*Task*. Write out the full listing again, exactly as it stands.
= = = = =
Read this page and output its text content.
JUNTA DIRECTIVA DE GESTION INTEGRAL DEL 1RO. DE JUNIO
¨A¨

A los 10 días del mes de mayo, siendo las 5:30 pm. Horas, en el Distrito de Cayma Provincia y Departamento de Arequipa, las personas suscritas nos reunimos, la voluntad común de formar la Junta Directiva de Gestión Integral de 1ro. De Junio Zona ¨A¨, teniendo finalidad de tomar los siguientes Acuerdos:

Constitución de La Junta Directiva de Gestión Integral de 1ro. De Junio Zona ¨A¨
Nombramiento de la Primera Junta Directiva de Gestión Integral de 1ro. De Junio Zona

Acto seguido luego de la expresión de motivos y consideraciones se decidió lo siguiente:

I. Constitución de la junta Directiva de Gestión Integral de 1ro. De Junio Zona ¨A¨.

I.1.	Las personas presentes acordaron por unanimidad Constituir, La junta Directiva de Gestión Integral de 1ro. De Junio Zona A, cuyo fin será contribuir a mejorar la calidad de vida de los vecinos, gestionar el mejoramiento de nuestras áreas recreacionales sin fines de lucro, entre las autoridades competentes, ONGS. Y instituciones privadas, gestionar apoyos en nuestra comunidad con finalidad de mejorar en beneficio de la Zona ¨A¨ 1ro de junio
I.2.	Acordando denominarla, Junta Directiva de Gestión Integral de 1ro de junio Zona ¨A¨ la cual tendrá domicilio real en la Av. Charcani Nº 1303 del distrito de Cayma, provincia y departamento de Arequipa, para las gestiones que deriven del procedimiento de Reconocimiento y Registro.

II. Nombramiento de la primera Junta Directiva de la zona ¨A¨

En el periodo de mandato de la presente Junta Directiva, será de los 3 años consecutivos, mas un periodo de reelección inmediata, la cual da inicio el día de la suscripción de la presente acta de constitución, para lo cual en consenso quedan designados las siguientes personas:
= = = = =
*Completed task*.
Read this page and output its text content.
JUNTA DIRECTIVA DE GESTION INTEGRAL DEL 1RO. DE JUNIO
¨A¨

A los 10 días del mes de mayo, siendo las 5:30 pm. Horas, en el Distrito de Cayma Provincia y Departamento de Arequipa, las personas suscritas nos reunimos, la voluntad común de formar la Junta Directiva de Gestión Integral de 1ro. De Junio Zona ¨A¨, teniendo finalidad de tomar los siguientes Acuerdos:

Constitución de La Junta Directiva de Gestión Integral de 1ro. De Junio Zona ¨A¨
Nombramiento de la Primera Junta Directiva de Gestión Integral de 1ro. De Junio Zona

Acto seguido luego de la expresión de motivos y consideraciones se decidió lo siguiente:

I. Constitución de la junta Directiva de Gestión Integral de 1ro. De Junio Zona ¨A¨.

I.1.	Las personas presentes acordaron por unanimidad Constituir, La junta Directiva de Gestión Integral de 1ro. De Junio Zona A, cuyo fin será contribuir a mejorar la calidad de vida de los vecinos, gestionar el mejoramiento de nuestras áreas recreacionales sin fines de lucro, entre las autoridades competentes, ONGS. Y instituciones privadas, gestionar apoyos en nuestra comunidad con finalidad de mejorar en beneficio de la Zona ¨A¨ 1ro de junio
I.2.	Acordando denominarla, Junta Directiva de Gestión Integral de 1ro de junio Zona ¨A¨ la cual tendrá domicilio real en la Av. Charcani Nº 1303 del distrito de Cayma, provincia y departamento de Arequipa, para las gestiones que deriven del procedimiento de Reconocimiento y Registro.

II. Nombramiento de la primera Junta Directiva de la zona ¨A¨

En el periodo de mandato de la presente Junta Directiva, será de los 3 años consecutivos, mas un periodo de reelección inmediata, la cual da inicio el día de la suscripción de la presente acta de constitución, para lo cual en consenso quedan designados las siguientes personas:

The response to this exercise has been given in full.